▶ _What to do_: Select every line below containing the word "passe".

Dataset entries
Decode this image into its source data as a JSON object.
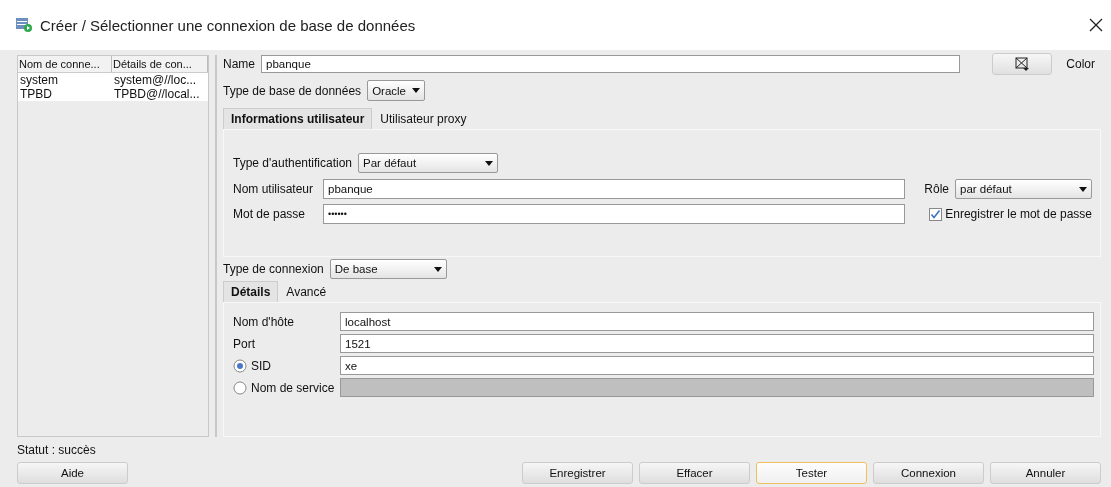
{
  "window": {
    "title": "Créer / Sélectionner une connexion de base de données"
  },
  "connections": {
    "columns": [
      "Nom de conne...",
      "Détails de con..."
    ],
    "rows": [
      {
        "cells": [
          "system",
          "system@//loc..."
        ]
      },
      {
        "cells": [
          "TPBD",
          "TPBD@//local..."
        ]
      }
    ]
  },
  "name_field": {
    "label": "Name",
    "value": "pbanque"
  },
  "color_button": {
    "label": "Color"
  },
  "db_type": {
    "label": "Type de base de données",
    "value": "Oracle"
  },
  "tabs": [
    {
      "label": "Informations utilisateur",
      "selected": true
    },
    {
      "label": "Utilisateur proxy",
      "selected": false
    }
  ],
  "auth": {
    "label": "Type d'authentification",
    "value": "Par défaut"
  },
  "username": {
    "label": "Nom utilisateur",
    "value": "pbanque"
  },
  "role": {
    "label": "Rôle",
    "value": "par défaut"
  },
  "password": {
    "label": "Mot de passe",
    "value": "••••••"
  },
  "save_password": {
    "label": "Enregistrer le mot de passe",
    "checked": true
  },
  "connection_type": {
    "label": "Type de connexion",
    "value": "De base"
  },
  "detail_tabs": [
    {
      "label": "Détails",
      "selected": true
    },
    {
      "label": "Avancé",
      "selected": false
    }
  ],
  "details": [
    {
      "kind": "text",
      "label": "Nom d'hôte",
      "value": "localhost",
      "disabled": false
    },
    {
      "kind": "text",
      "label": "Port",
      "value": "1521",
      "disabled": false
    },
    {
      "kind": "radio",
      "label": "SID",
      "value": "xe",
      "selected": true,
      "disabled": false
    },
    {
      "kind": "radio",
      "label": "Nom de service",
      "selected": false,
      "disabled": true
    }
  ],
  "status": "Statut : succès",
  "help_button": {
    "label": "Aide"
  },
  "buttons": [
    {
      "label": "Enregistrer",
      "focused": false
    },
    {
      "label": "Effacer",
      "focused": false
    },
    {
      "label": "Tester",
      "focused": true
    },
    {
      "label": "Connexion",
      "focused": false
    },
    {
      "label": "Annuler",
      "focused": false
    }
  ]
}
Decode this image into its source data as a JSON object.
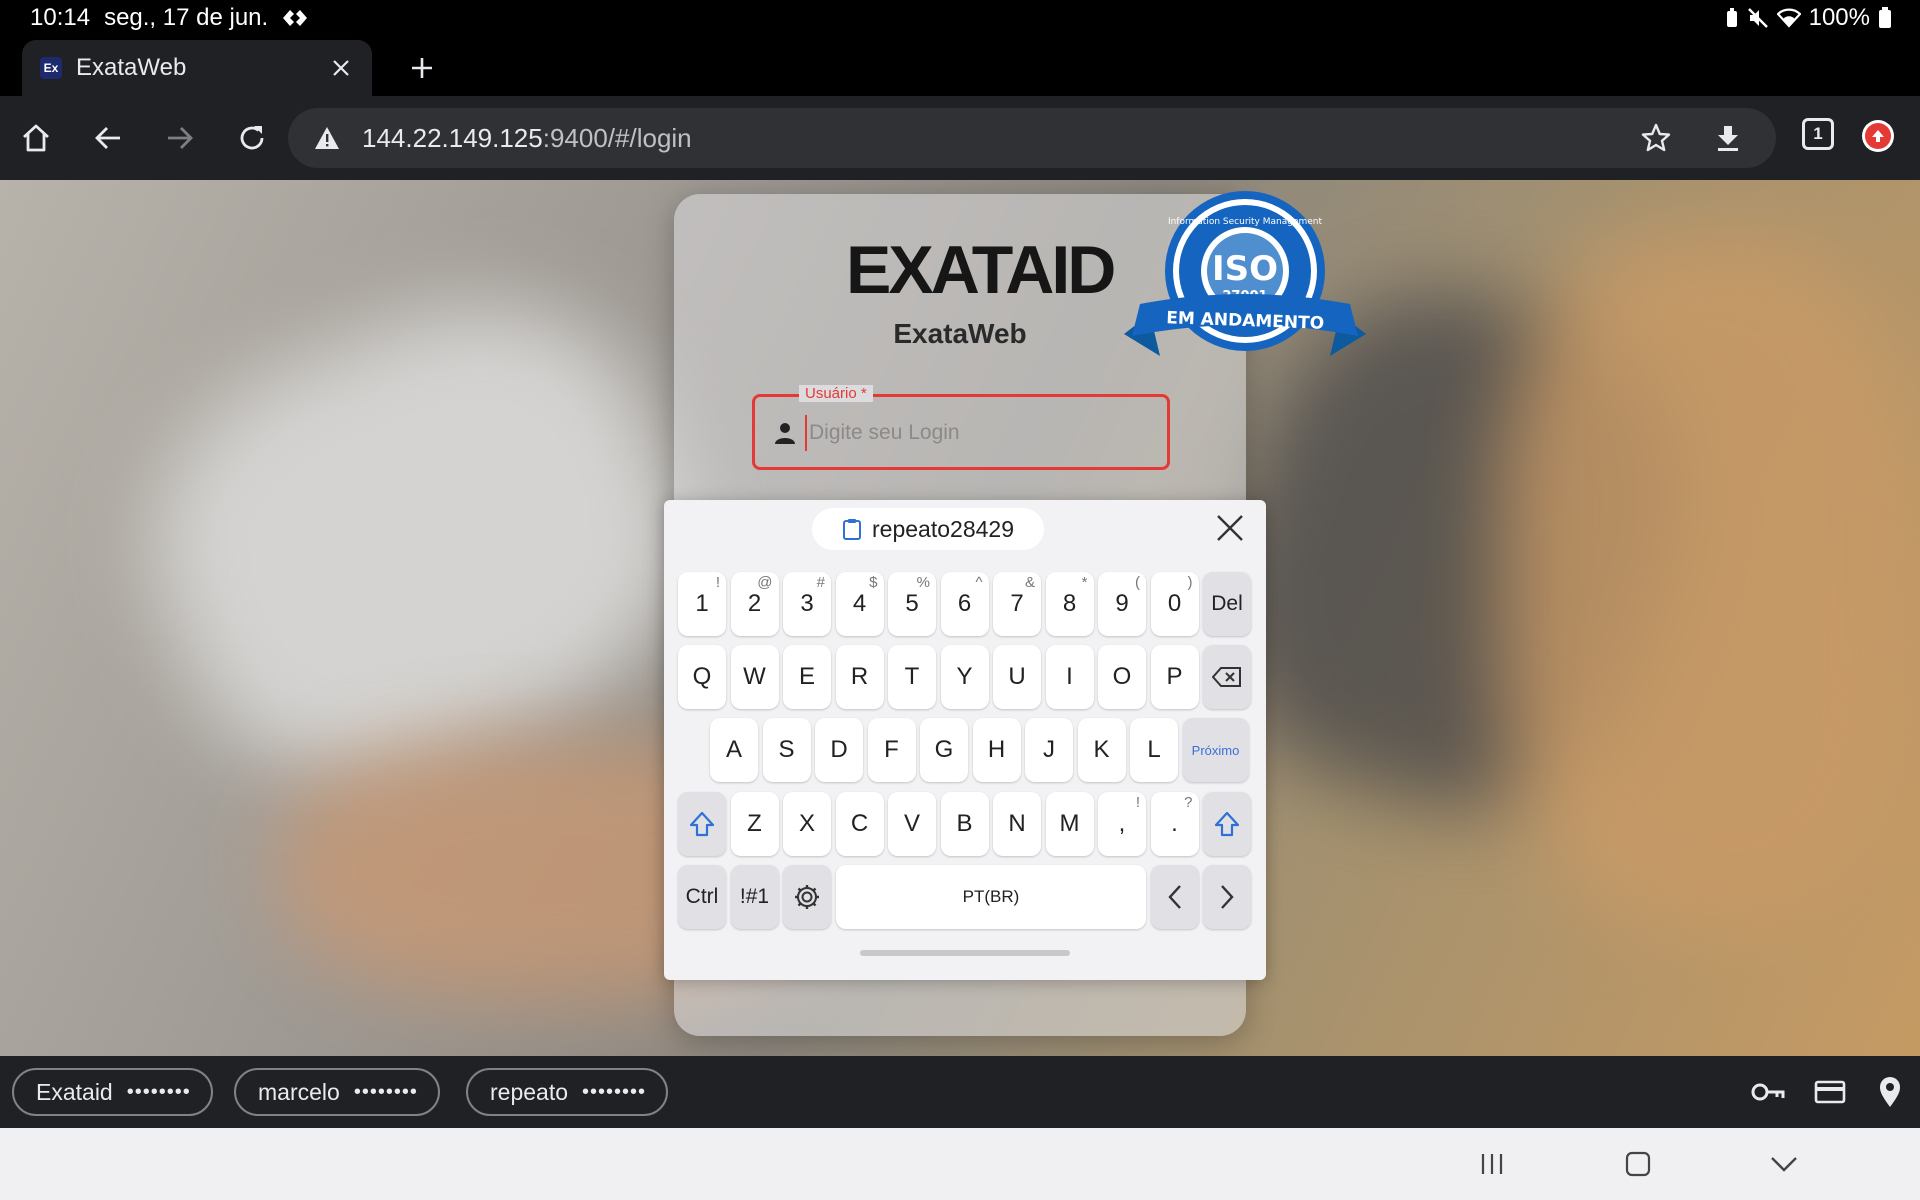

▶ _Final result_:
    "label": "Mot de passe",
    "label": "Enregistrer le mot de passe",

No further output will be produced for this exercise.